**PROBLEM TO WORK ON:**
Extract all of the entries and give them again, word for word.

**SOURCE MATERIAL:**
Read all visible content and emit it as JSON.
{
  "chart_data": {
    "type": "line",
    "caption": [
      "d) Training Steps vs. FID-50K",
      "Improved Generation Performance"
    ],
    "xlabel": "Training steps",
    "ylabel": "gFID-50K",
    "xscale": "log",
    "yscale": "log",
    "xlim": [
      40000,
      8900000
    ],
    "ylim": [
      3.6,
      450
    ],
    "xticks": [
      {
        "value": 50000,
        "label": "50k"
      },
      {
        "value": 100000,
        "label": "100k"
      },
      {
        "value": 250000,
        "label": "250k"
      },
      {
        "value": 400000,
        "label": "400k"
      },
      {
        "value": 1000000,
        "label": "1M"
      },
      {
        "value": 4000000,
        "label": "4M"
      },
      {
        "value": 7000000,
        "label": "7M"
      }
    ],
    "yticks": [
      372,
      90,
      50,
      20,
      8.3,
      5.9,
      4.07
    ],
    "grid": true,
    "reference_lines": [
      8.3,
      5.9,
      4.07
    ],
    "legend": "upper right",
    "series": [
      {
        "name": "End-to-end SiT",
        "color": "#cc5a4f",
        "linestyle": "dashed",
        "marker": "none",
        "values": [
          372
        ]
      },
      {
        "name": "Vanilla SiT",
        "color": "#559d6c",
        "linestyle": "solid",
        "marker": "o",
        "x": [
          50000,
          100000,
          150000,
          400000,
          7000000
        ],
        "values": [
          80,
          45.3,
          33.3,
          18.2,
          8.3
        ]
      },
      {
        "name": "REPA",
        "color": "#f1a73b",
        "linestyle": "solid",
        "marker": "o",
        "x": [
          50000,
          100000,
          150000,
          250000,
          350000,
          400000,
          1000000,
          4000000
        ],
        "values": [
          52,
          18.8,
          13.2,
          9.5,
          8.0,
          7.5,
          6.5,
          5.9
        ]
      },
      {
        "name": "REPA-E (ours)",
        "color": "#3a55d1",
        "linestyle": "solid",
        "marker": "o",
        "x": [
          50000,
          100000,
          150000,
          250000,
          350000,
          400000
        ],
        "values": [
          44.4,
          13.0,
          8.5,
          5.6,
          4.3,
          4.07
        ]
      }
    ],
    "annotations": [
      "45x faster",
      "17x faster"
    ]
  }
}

**COMPLETED TASK:**
Read all visible content and emit it as JSON.
{
  "chart_data": {
    "type": "line",
    "caption": [
      "d) Training Steps vs. FID-50K",
      "Improved Generation Performance"
    ],
    "xlabel": "Training steps",
    "ylabel": "gFID-50K",
    "xscale": "log",
    "yscale": "log",
    "xlim": [
      40000,
      8900000
    ],
    "ylim": [
      3.6,
      450
    ],
    "xticks": [
      {
        "value": 50000,
        "label": "50k"
      },
      {
        "value": 100000,
        "label": "100k"
      },
      {
        "value": 250000,
        "label": "250k"
      },
      {
        "value": 400000,
        "label": "400k"
      },
      {
        "value": 1000000,
        "label": "1M"
      },
      {
        "value": 4000000,
        "label": "4M"
      },
      {
        "value": 7000000,
        "label": "7M"
      }
    ],
    "yticks": [
      372,
      90,
      50,
      20,
      8.3,
      5.9,
      4.07
    ],
    "grid": true,
    "reference_lines": [
      8.3,
      5.9,
      4.07
    ],
    "legend": "upper right",
    "series": [
      {
        "name": "End-to-end SiT",
        "color": "#cc5a4f",
        "linestyle": "dashed",
        "marker": "none",
        "values": [
          372
        ]
      },
      {
        "name": "Vanilla SiT",
        "color": "#559d6c",
        "linestyle": "solid",
        "marker": "o",
        "x": [
          50000,
          100000,
          150000,
          400000,
          7000000
        ],
        "values": [
          80,
          45.3,
          33.3,
          18.2,
          8.3
        ]
      },
      {
        "name": "REPA",
        "color": "#f1a73b",
        "linestyle": "solid",
        "marker": "o",
        "x": [
          50000,
          100000,
          150000,
          250000,
          350000,
          400000,
          1000000,
          4000000
        ],
        "values": [
          52,
          18.8,
          13.2,
          9.5,
          8.0,
          7.5,
          6.5,
          5.9
        ]
      },
      {
        "name": "REPA-E (ours)",
        "color": "#3a55d1",
        "linestyle": "solid",
        "marker": "o",
        "x": [
          50000,
          100000,
          150000,
          250000,
          350000,
          400000
        ],
        "values": [
          44.4,
          13.0,
          8.5,
          5.6,
          4.3,
          4.07
        ]
      }
    ],
    "annotations": [
      "45x faster",
      "17x faster"
    ]
  }
}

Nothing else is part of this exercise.